[Requirement] Retype each record below word for word. Leave the pictures out.

[Provided records]
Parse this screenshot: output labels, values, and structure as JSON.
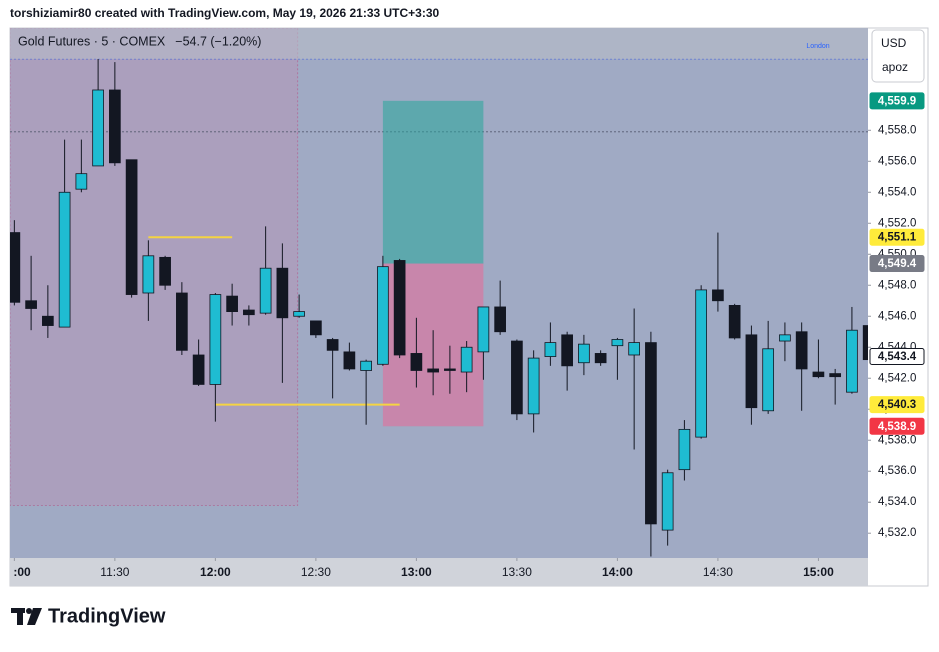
{
  "header": {
    "credit": "torshiziamir80 created with TradingView.com, May 19, 2026 21:33 UTC+3:30"
  },
  "footer": {
    "brand": "TradingView"
  },
  "chart_data": {
    "type": "candlestick",
    "title": "Gold Futures · 5 · COMEX",
    "change": "−54.7 (−1.20%)",
    "currency": "USD",
    "account": "apoz",
    "session_label": "London",
    "up_color": "#1fbcd2",
    "down_color": "#131722",
    "x": [
      660,
      665,
      670,
      675,
      680,
      685,
      690,
      695,
      700,
      705,
      710,
      715,
      720,
      725,
      730,
      735,
      740,
      745,
      750,
      755,
      760,
      765,
      770,
      775,
      780,
      785,
      790,
      795,
      800,
      805,
      810,
      815,
      820,
      825,
      830,
      835,
      840,
      845,
      850,
      855,
      860,
      865,
      870,
      875,
      880,
      885,
      890,
      895,
      900,
      905,
      910,
      915
    ],
    "open": [
      4551.4,
      4547.0,
      4546.0,
      4545.3,
      4554.2,
      4555.7,
      4560.6,
      4556.1,
      4547.5,
      4549.8,
      4547.5,
      4543.5,
      4541.6,
      4547.3,
      4546.4,
      4546.2,
      4549.1,
      4546.0,
      4545.7,
      4544.5,
      4543.7,
      4542.5,
      4542.9,
      4549.6,
      4543.6,
      4542.6,
      4542.6,
      4542.4,
      4543.7,
      4546.6,
      4544.4,
      4539.7,
      4543.4,
      4544.8,
      4543.0,
      4543.6,
      4544.1,
      4543.5,
      4544.3,
      4532.2,
      4536.1,
      4538.2,
      4547.7,
      4546.7,
      4544.8,
      4539.9,
      4544.4,
      4545.0,
      4542.4,
      4542.3,
      4541.1,
      4545.4
    ],
    "high": [
      4552.2,
      4549.9,
      4548.0,
      4557.4,
      4557.4,
      4562.6,
      4562.4,
      4556.1,
      4550.9,
      4549.9,
      4548.2,
      4544.5,
      4547.5,
      4548.1,
      4546.7,
      4551.8,
      4550.7,
      4547.4,
      4545.7,
      4544.6,
      4544.3,
      4543.2,
      4549.9,
      4549.7,
      4545.9,
      4545.1,
      4544.1,
      4544.4,
      4546.6,
      4548.3,
      4544.5,
      4543.8,
      4545.6,
      4545.0,
      4544.8,
      4543.8,
      4544.6,
      4546.5,
      4545.0,
      4536.1,
      4539.3,
      4548.0,
      4551.4,
      4546.8,
      4545.4,
      4545.7,
      4545.6,
      4545.6,
      4544.5,
      4542.6,
      4546.6,
      4545.5
    ],
    "low": [
      4546.7,
      4545.1,
      4544.6,
      4545.3,
      4554.0,
      4555.7,
      4555.7,
      4547.2,
      4545.7,
      4547.7,
      4543.5,
      4541.5,
      4539.2,
      4545.4,
      4545.4,
      4546.1,
      4541.7,
      4545.9,
      4544.6,
      4540.7,
      4542.5,
      4539.0,
      4542.8,
      4543.3,
      4541.4,
      4540.9,
      4541.0,
      4541.1,
      4541.9,
      4544.8,
      4539.3,
      4538.5,
      4542.8,
      4541.2,
      4542.2,
      4542.8,
      4541.9,
      4537.4,
      4530.5,
      4531.2,
      4535.4,
      4538.1,
      4546.3,
      4544.5,
      4539.0,
      4539.7,
      4543.1,
      4539.9,
      4542.0,
      4540.3,
      4541.0,
      4543.0
    ],
    "close": [
      4546.9,
      4546.5,
      4545.4,
      4554.0,
      4555.2,
      4560.6,
      4555.9,
      4547.4,
      4549.9,
      4548.0,
      4543.8,
      4541.6,
      4547.4,
      4546.3,
      4546.1,
      4549.1,
      4545.9,
      4546.3,
      4544.8,
      4543.8,
      4542.6,
      4543.1,
      4549.2,
      4543.5,
      4542.5,
      4542.4,
      4542.5,
      4544.0,
      4546.6,
      4545.0,
      4539.7,
      4543.3,
      4544.3,
      4542.8,
      4544.2,
      4543.0,
      4544.5,
      4544.3,
      4532.6,
      4535.9,
      4538.7,
      4547.7,
      4547.0,
      4544.6,
      4540.1,
      4543.9,
      4544.8,
      4542.6,
      4542.1,
      4542.1,
      4545.1,
      4543.2
    ],
    "xlim": [
      658.7,
      914.8
    ],
    "xticks": [
      {
        "value": 660,
        "label": ":00"
      },
      {
        "value": 690,
        "label": "11:30"
      },
      {
        "value": 720,
        "label": "12:00"
      },
      {
        "value": 750,
        "label": "12:30"
      },
      {
        "value": 780,
        "label": "13:00"
      },
      {
        "value": 810,
        "label": "13:30"
      },
      {
        "value": 840,
        "label": "14:00"
      },
      {
        "value": 870,
        "label": "14:30"
      },
      {
        "value": 900,
        "label": "15:00"
      }
    ],
    "ylim": [
      4530.4,
      4564.6
    ],
    "yticks": [
      {
        "value": 4532,
        "label": "4,532.0"
      },
      {
        "value": 4534,
        "label": "4,534.0"
      },
      {
        "value": 4536,
        "label": "4,536.0"
      },
      {
        "value": 4538,
        "label": "4,538.0"
      },
      {
        "value": 4540,
        "label": "4,540.0"
      },
      {
        "value": 4542,
        "label": "4,542.0"
      },
      {
        "value": 4544,
        "label": "4,544.0"
      },
      {
        "value": 4546,
        "label": "4,546.0"
      },
      {
        "value": 4548,
        "label": "4,548.0"
      },
      {
        "value": 4550,
        "label": "4,550.0"
      },
      {
        "value": 4552,
        "label": "4,552.0"
      },
      {
        "value": 4554,
        "label": "4,554.0"
      },
      {
        "value": 4556,
        "label": "4,556.0"
      },
      {
        "value": 4558,
        "label": "4,558.0"
      }
    ],
    "grid": false,
    "price_tags": [
      {
        "value": 4559.9,
        "label": "4,559.9",
        "color": "#089981"
      },
      {
        "value": 4551.1,
        "label": "4,551.1",
        "color": "#ffeb3b"
      },
      {
        "value": 4549.4,
        "label": "4,549.4",
        "color": "#787b86"
      },
      {
        "value": 4543.4,
        "label": "4,543.4",
        "color": "#ffffff"
      },
      {
        "value": 4540.3,
        "label": "4,540.3",
        "color": "#ffeb3b"
      },
      {
        "value": 4538.9,
        "label": "4,538.9",
        "color": "#f23645"
      }
    ],
    "position": {
      "start": 770,
      "end": 800,
      "entry": 4549.4,
      "target": 4559.9,
      "stop": 4538.9
    },
    "session": {
      "start": 658.7,
      "end": 744.6,
      "low": 4533.8
    },
    "lines": [
      {
        "value": 4551.1,
        "start": 700,
        "end": 725,
        "color": "#f5d442"
      },
      {
        "value": 4540.3,
        "start": 720,
        "end": 775,
        "color": "#f5d442"
      }
    ],
    "levels": [
      {
        "value": 4562.6,
        "color": "#3b5bdb"
      },
      {
        "value": 4557.9,
        "color": "#555a70"
      }
    ]
  }
}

[Final result]
Parse this screenshot: output labels, values, and structure as JSON.
{
  "header": {
    "credit": "torshiziamir80 created with TradingView.com, May 19, 2026 21:33 UTC+3:30"
  },
  "footer": {
    "brand": "TradingView"
  },
  "chart_data": {
    "type": "candlestick",
    "title": "Gold Futures · 5 · COMEX",
    "change": "−54.7 (−1.20%)",
    "currency": "USD",
    "account": "apoz",
    "session_label": "London",
    "up_color": "#1fbcd2",
    "down_color": "#131722",
    "x": [
      660,
      665,
      670,
      675,
      680,
      685,
      690,
      695,
      700,
      705,
      710,
      715,
      720,
      725,
      730,
      735,
      740,
      745,
      750,
      755,
      760,
      765,
      770,
      775,
      780,
      785,
      790,
      795,
      800,
      805,
      810,
      815,
      820,
      825,
      830,
      835,
      840,
      845,
      850,
      855,
      860,
      865,
      870,
      875,
      880,
      885,
      890,
      895,
      900,
      905,
      910,
      915
    ],
    "open": [
      4551.4,
      4547.0,
      4546.0,
      4545.3,
      4554.2,
      4555.7,
      4560.6,
      4556.1,
      4547.5,
      4549.8,
      4547.5,
      4543.5,
      4541.6,
      4547.3,
      4546.4,
      4546.2,
      4549.1,
      4546.0,
      4545.7,
      4544.5,
      4543.7,
      4542.5,
      4542.9,
      4549.6,
      4543.6,
      4542.6,
      4542.6,
      4542.4,
      4543.7,
      4546.6,
      4544.4,
      4539.7,
      4543.4,
      4544.8,
      4543.0,
      4543.6,
      4544.1,
      4543.5,
      4544.3,
      4532.2,
      4536.1,
      4538.2,
      4547.7,
      4546.7,
      4544.8,
      4539.9,
      4544.4,
      4545.0,
      4542.4,
      4542.3,
      4541.1,
      4545.4
    ],
    "high": [
      4552.2,
      4549.9,
      4548.0,
      4557.4,
      4557.4,
      4562.6,
      4562.4,
      4556.1,
      4550.9,
      4549.9,
      4548.2,
      4544.5,
      4547.5,
      4548.1,
      4546.7,
      4551.8,
      4550.7,
      4547.4,
      4545.7,
      4544.6,
      4544.3,
      4543.2,
      4549.9,
      4549.7,
      4545.9,
      4545.1,
      4544.1,
      4544.4,
      4546.6,
      4548.3,
      4544.5,
      4543.8,
      4545.6,
      4545.0,
      4544.8,
      4543.8,
      4544.6,
      4546.5,
      4545.0,
      4536.1,
      4539.3,
      4548.0,
      4551.4,
      4546.8,
      4545.4,
      4545.7,
      4545.6,
      4545.6,
      4544.5,
      4542.6,
      4546.6,
      4545.5
    ],
    "low": [
      4546.7,
      4545.1,
      4544.6,
      4545.3,
      4554.0,
      4555.7,
      4555.7,
      4547.2,
      4545.7,
      4547.7,
      4543.5,
      4541.5,
      4539.2,
      4545.4,
      4545.4,
      4546.1,
      4541.7,
      4545.9,
      4544.6,
      4540.7,
      4542.5,
      4539.0,
      4542.8,
      4543.3,
      4541.4,
      4540.9,
      4541.0,
      4541.1,
      4541.9,
      4544.8,
      4539.3,
      4538.5,
      4542.8,
      4541.2,
      4542.2,
      4542.8,
      4541.9,
      4537.4,
      4530.5,
      4531.2,
      4535.4,
      4538.1,
      4546.3,
      4544.5,
      4539.0,
      4539.7,
      4543.1,
      4539.9,
      4542.0,
      4540.3,
      4541.0,
      4543.0
    ],
    "close": [
      4546.9,
      4546.5,
      4545.4,
      4554.0,
      4555.2,
      4560.6,
      4555.9,
      4547.4,
      4549.9,
      4548.0,
      4543.8,
      4541.6,
      4547.4,
      4546.3,
      4546.1,
      4549.1,
      4545.9,
      4546.3,
      4544.8,
      4543.8,
      4542.6,
      4543.1,
      4549.2,
      4543.5,
      4542.5,
      4542.4,
      4542.5,
      4544.0,
      4546.6,
      4545.0,
      4539.7,
      4543.3,
      4544.3,
      4542.8,
      4544.2,
      4543.0,
      4544.5,
      4544.3,
      4532.6,
      4535.9,
      4538.7,
      4547.7,
      4547.0,
      4544.6,
      4540.1,
      4543.9,
      4544.8,
      4542.6,
      4542.1,
      4542.1,
      4545.1,
      4543.2
    ],
    "xlim": [
      658.7,
      914.8
    ],
    "xticks": [
      {
        "value": 660,
        "label": ":00"
      },
      {
        "value": 690,
        "label": "11:30"
      },
      {
        "value": 720,
        "label": "12:00"
      },
      {
        "value": 750,
        "label": "12:30"
      },
      {
        "value": 780,
        "label": "13:00"
      },
      {
        "value": 810,
        "label": "13:30"
      },
      {
        "value": 840,
        "label": "14:00"
      },
      {
        "value": 870,
        "label": "14:30"
      },
      {
        "value": 900,
        "label": "15:00"
      }
    ],
    "ylim": [
      4530.4,
      4564.6
    ],
    "yticks": [
      {
        "value": 4532,
        "label": "4,532.0"
      },
      {
        "value": 4534,
        "label": "4,534.0"
      },
      {
        "value": 4536,
        "label": "4,536.0"
      },
      {
        "value": 4538,
        "label": "4,538.0"
      },
      {
        "value": 4540,
        "label": "4,540.0"
      },
      {
        "value": 4542,
        "label": "4,542.0"
      },
      {
        "value": 4544,
        "label": "4,544.0"
      },
      {
        "value": 4546,
        "label": "4,546.0"
      },
      {
        "value": 4548,
        "label": "4,548.0"
      },
      {
        "value": 4550,
        "label": "4,550.0"
      },
      {
        "value": 4552,
        "label": "4,552.0"
      },
      {
        "value": 4554,
        "label": "4,554.0"
      },
      {
        "value": 4556,
        "label": "4,556.0"
      },
      {
        "value": 4558,
        "label": "4,558.0"
      }
    ],
    "grid": false,
    "price_tags": [
      {
        "value": 4559.9,
        "label": "4,559.9",
        "color": "#089981"
      },
      {
        "value": 4551.1,
        "label": "4,551.1",
        "color": "#ffeb3b"
      },
      {
        "value": 4549.4,
        "label": "4,549.4",
        "color": "#787b86"
      },
      {
        "value": 4543.4,
        "label": "4,543.4",
        "color": "#ffffff"
      },
      {
        "value": 4540.3,
        "label": "4,540.3",
        "color": "#ffeb3b"
      },
      {
        "value": 4538.9,
        "label": "4,538.9",
        "color": "#f23645"
      }
    ],
    "position": {
      "start": 770,
      "end": 800,
      "entry": 4549.4,
      "target": 4559.9,
      "stop": 4538.9
    },
    "session": {
      "start": 658.7,
      "end": 744.6,
      "low": 4533.8
    },
    "lines": [
      {
        "value": 4551.1,
        "start": 700,
        "end": 725,
        "color": "#f5d442"
      },
      {
        "value": 4540.3,
        "start": 720,
        "end": 775,
        "color": "#f5d442"
      }
    ],
    "levels": [
      {
        "value": 4562.6,
        "color": "#3b5bdb"
      },
      {
        "value": 4557.9,
        "color": "#555a70"
      }
    ]
  }
}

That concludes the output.